_ABOUT THIS TASK_. Search the records that follow and extract every line containing the string "meats".

_INPUT_.
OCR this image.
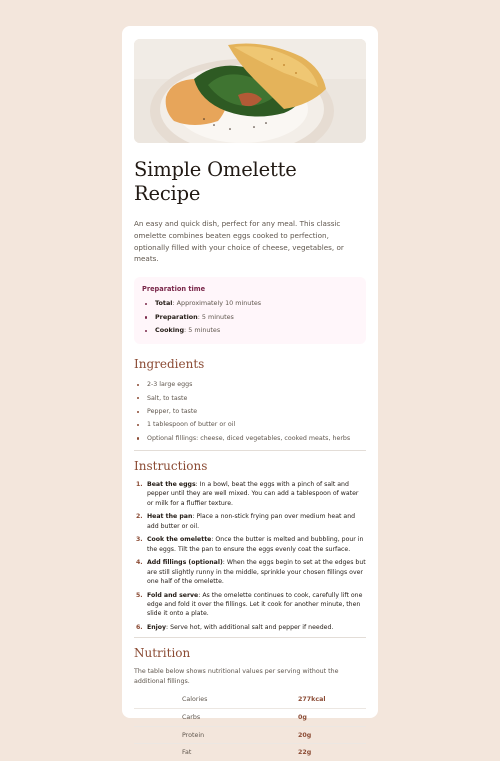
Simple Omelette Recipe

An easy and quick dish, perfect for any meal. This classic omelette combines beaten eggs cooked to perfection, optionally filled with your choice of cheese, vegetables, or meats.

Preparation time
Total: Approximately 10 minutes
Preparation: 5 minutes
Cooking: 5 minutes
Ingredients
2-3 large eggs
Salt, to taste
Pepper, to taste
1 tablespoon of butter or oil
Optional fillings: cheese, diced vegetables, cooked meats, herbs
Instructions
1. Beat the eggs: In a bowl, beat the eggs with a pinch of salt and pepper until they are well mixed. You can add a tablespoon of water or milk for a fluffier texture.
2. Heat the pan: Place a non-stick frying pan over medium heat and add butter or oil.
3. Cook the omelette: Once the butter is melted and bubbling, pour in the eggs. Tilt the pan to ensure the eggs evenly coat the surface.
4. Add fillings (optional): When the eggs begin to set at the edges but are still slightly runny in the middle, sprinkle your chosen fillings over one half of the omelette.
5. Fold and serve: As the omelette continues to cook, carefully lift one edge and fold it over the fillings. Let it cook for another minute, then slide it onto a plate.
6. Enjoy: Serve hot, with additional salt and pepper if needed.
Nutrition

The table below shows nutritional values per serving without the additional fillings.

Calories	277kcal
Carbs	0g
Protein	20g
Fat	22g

_EXPECTED ANSWER_.
An easy and quick dish, perfect for any meal. This classic omelette combines beaten eggs cooked to perfection, optionally filled with your choice of cheese, vegetables, or meats.
Optional fillings: cheese, diced vegetables, cooked meats, herbs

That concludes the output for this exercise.